[Saved entries]
---+---

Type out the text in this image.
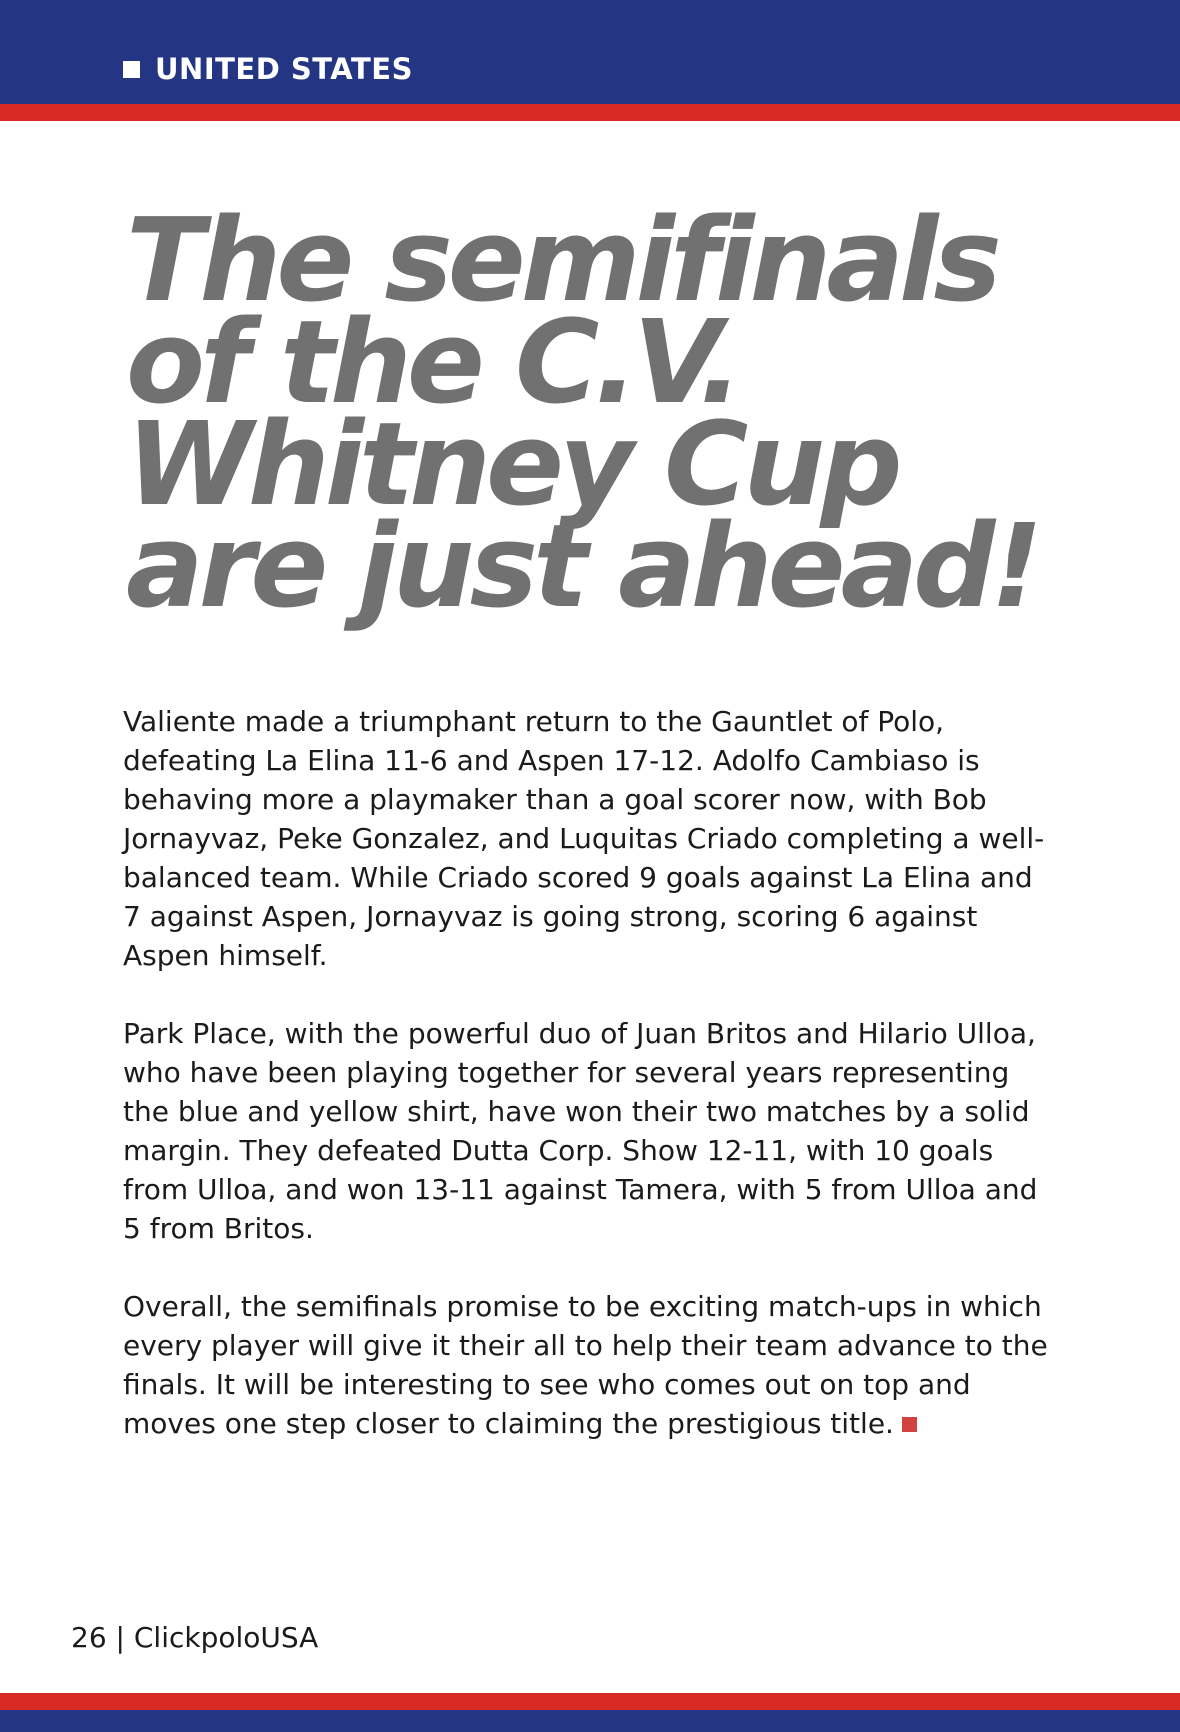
UNITED STATES
The semifinals
of the C.V.
Whitney Cup
are just ahead!

Valiente made a triumphant return to the Gauntlet of Polo, defeating La Elina 11-6 and Aspen 17-12. Adolfo Cambiaso is behaving more a playmaker than a goal scorer now, with Bob Jornayvaz, Peke Gonzalez, and Luquitas Criado completing a well-balanced team. While Criado scored 9 goals against La Elina and 7 against Aspen, Jornayvaz is going strong, scoring 6 against Aspen himself.

Park Place, with the powerful duo of Juan Britos and Hilario Ulloa, who have been playing together for several years representing the blue and yellow shirt, have won their two matches by a solid margin. They defeated Dutta Corp. Show 12-11, with 10 goals from Ulloa, and won 13-11 against Tamera, with 5 from Ulloa and 5 from Britos.

Overall, the semifinals promise to be exciting match-ups in which every player will give it their all to help their team advance to the finals. It will be interesting to see who comes out on top and moves one step closer to claiming the prestigious title.

26 | ClickpoloUSA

---+---

Set down the lines of the records above exactly, apart from the pictures.

**Correct answer:**
Type out the text in this image.
UNITED STATES
The semifinals
of the C.V.
Whitney Cup
are just ahead!

Valiente made a triumphant return to the Gauntlet of Polo, defeating La Elina 11-6 and Aspen 17-12. Adolfo Cambiaso is behaving more a playmaker than a goal scorer now, with Bob Jornayvaz, Peke Gonzalez, and Luquitas Criado completing a well-balanced team. While Criado scored 9 goals against La Elina and 7 against Aspen, Jornayvaz is going strong, scoring 6 against Aspen himself.

Park Place, with the powerful duo of Juan Britos and Hilario Ulloa, who have been playing together for several years representing the blue and yellow shirt, have won their two matches by a solid margin. They defeated Dutta Corp. Show 12-11, with 10 goals from Ulloa, and won 13-11 against Tamera, with 5 from Ulloa and 5 from Britos.

Overall, the semifinals promise to be exciting match-ups in which every player will give it their all to help their team advance to the finals. It will be interesting to see who comes out on top and moves one step closer to claiming the prestigious title.

26 | ClickpoloUSA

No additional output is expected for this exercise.